What the task requires: Write out all of the data exactly as it appears.

--- begin ---

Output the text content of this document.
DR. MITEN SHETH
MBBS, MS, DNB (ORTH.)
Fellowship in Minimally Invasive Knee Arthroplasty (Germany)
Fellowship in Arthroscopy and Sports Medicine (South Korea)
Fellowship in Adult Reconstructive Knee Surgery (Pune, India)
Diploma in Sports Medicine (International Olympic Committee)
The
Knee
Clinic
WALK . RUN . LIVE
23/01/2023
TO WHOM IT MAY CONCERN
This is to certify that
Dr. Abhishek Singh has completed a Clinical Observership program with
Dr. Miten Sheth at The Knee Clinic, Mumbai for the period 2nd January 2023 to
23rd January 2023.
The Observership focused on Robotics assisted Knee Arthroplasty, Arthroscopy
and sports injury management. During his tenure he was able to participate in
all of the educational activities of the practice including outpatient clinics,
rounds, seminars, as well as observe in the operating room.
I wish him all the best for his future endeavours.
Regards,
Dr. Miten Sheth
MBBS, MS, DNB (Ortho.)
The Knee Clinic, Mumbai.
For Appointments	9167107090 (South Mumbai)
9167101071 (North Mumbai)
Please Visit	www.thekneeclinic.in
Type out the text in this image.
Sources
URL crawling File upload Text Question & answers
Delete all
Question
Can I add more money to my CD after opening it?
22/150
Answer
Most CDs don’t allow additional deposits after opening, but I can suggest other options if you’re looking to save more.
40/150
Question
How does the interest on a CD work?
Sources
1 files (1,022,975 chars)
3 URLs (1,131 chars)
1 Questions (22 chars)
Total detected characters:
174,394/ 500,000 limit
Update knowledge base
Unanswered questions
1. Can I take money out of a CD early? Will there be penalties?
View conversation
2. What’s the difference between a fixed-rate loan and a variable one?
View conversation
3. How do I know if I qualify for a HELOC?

--- end ---

Problem solution:
Output the text content of this document.
DR. MITEN SHETH
MBBS, MS, DNB (ORTH.)
Fellowship in Minimally Invasive Knee Arthroplasty (Germany)
Fellowship in Arthroscopy and Sports Medicine (South Korea)
Fellowship in Adult Reconstructive Knee Surgery (Pune, India)
Diploma in Sports Medicine (International Olympic Committee)
The
Knee
Clinic
WALK . RUN . LIVE
23/01/2023
TO WHOM IT MAY CONCERN
This is to certify that
Dr. Abhishek Singh has completed a Clinical Observership program with
Dr. Miten Sheth at The Knee Clinic, Mumbai for the period 2nd January 2023 to
23rd January 2023.
The Observership focused on Robotics assisted Knee Arthroplasty, Arthroscopy
and sports injury management. During his tenure he was able to participate in
all of the educational activities of the practice including outpatient clinics,
rounds, seminars, as well as observe in the operating room.
I wish him all the best for his future endeavours.
Regards,
Dr. Miten Sheth
MBBS, MS, DNB (Ortho.)
The Knee Clinic, Mumbai.
For Appointments	9167107090 (South Mumbai)
9167101071 (North Mumbai)
Please Visit	www.thekneeclinic.in
Type out the text in this image.
Sources
URL crawling File upload Text Question & answers
Delete all
Question
Can I add more money to my CD after opening it?
22/150
Answer
Most CDs don’t allow additional deposits after opening, but I can suggest other options if you’re looking to save more.
40/150
Question
How does the interest on a CD work?
Sources
1 files (1,022,975 chars)
3 URLs (1,131 chars)
1 Questions (22 chars)
Total detected characters:
174,394/ 500,000 limit
Update knowledge base
Unanswered questions
1. Can I take money out of a CD early? Will there be penalties?
View conversation
2. What’s the difference between a fixed-rate loan and a variable one?
View conversation
3. How do I know if I qualify for a HELOC?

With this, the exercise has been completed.